TASK INSTRUCTIONS >> Reproduce the material exactly, omitting nothing.

[Stored records]
:::::

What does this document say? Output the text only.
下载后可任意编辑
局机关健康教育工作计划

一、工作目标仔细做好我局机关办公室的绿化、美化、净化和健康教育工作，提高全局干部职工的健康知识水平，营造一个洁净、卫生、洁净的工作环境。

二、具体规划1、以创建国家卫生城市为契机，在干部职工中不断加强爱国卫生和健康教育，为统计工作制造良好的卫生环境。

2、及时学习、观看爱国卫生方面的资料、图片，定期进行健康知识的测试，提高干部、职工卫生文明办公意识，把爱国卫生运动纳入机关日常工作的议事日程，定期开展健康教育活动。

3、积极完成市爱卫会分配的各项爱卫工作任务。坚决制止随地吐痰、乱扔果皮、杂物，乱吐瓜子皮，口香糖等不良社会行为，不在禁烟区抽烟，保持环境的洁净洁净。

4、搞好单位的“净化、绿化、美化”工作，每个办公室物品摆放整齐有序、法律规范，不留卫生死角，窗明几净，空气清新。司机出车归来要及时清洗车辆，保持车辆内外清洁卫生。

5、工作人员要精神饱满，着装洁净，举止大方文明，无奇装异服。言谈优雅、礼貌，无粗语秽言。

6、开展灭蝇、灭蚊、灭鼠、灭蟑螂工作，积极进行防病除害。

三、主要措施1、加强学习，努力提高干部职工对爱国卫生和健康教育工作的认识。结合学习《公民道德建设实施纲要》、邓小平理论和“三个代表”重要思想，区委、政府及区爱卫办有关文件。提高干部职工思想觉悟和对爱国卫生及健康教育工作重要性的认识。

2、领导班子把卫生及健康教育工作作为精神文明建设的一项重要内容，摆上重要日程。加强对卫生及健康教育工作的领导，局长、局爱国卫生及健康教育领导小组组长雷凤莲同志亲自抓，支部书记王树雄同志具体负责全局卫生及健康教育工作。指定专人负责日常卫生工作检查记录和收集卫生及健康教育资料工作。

:::::

ANSWER >>
What does this document say? Output the text only.
下载后可任意编辑
局机关健康教育工作计划

一、工作目标仔细做好我局机关办公室的绿化、美化、净化和健康教育工作，提高全局干部职工的健康知识水平，营造一个洁净、卫生、洁净的工作环境。

二、具体规划1、以创建国家卫生城市为契机，在干部职工中不断加强爱国卫生和健康教育，为统计工作制造良好的卫生环境。

2、及时学习、观看爱国卫生方面的资料、图片，定期进行健康知识的测试，提高干部、职工卫生文明办公意识，把爱国卫生运动纳入机关日常工作的议事日程，定期开展健康教育活动。

3、积极完成市爱卫会分配的各项爱卫工作任务。坚决制止随地吐痰、乱扔果皮、杂物，乱吐瓜子皮，口香糖等不良社会行为，不在禁烟区抽烟，保持环境的洁净洁净。

4、搞好单位的“净化、绿化、美化”工作，每个办公室物品摆放整齐有序、法律规范，不留卫生死角，窗明几净，空气清新。司机出车归来要及时清洗车辆，保持车辆内外清洁卫生。

5、工作人员要精神饱满，着装洁净，举止大方文明，无奇装异服。言谈优雅、礼貌，无粗语秽言。

6、开展灭蝇、灭蚊、灭鼠、灭蟑螂工作，积极进行防病除害。

三、主要措施1、加强学习，努力提高干部职工对爱国卫生和健康教育工作的认识。结合学习《公民道德建设实施纲要》、邓小平理论和“三个代表”重要思想，区委、政府及区爱卫办有关文件。提高干部职工思想觉悟和对爱国卫生及健康教育工作重要性的认识。

2、领导班子把卫生及健康教育工作作为精神文明建设的一项重要内容，摆上重要日程。加强对卫生及健康教育工作的领导，局长、局爱国卫生及健康教育领导小组组长雷凤莲同志亲自抓，支部书记王树雄同志具体负责全局卫生及健康教育工作。指定专人负责日常卫生工作检查记录和收集卫生及健康教育资料工作。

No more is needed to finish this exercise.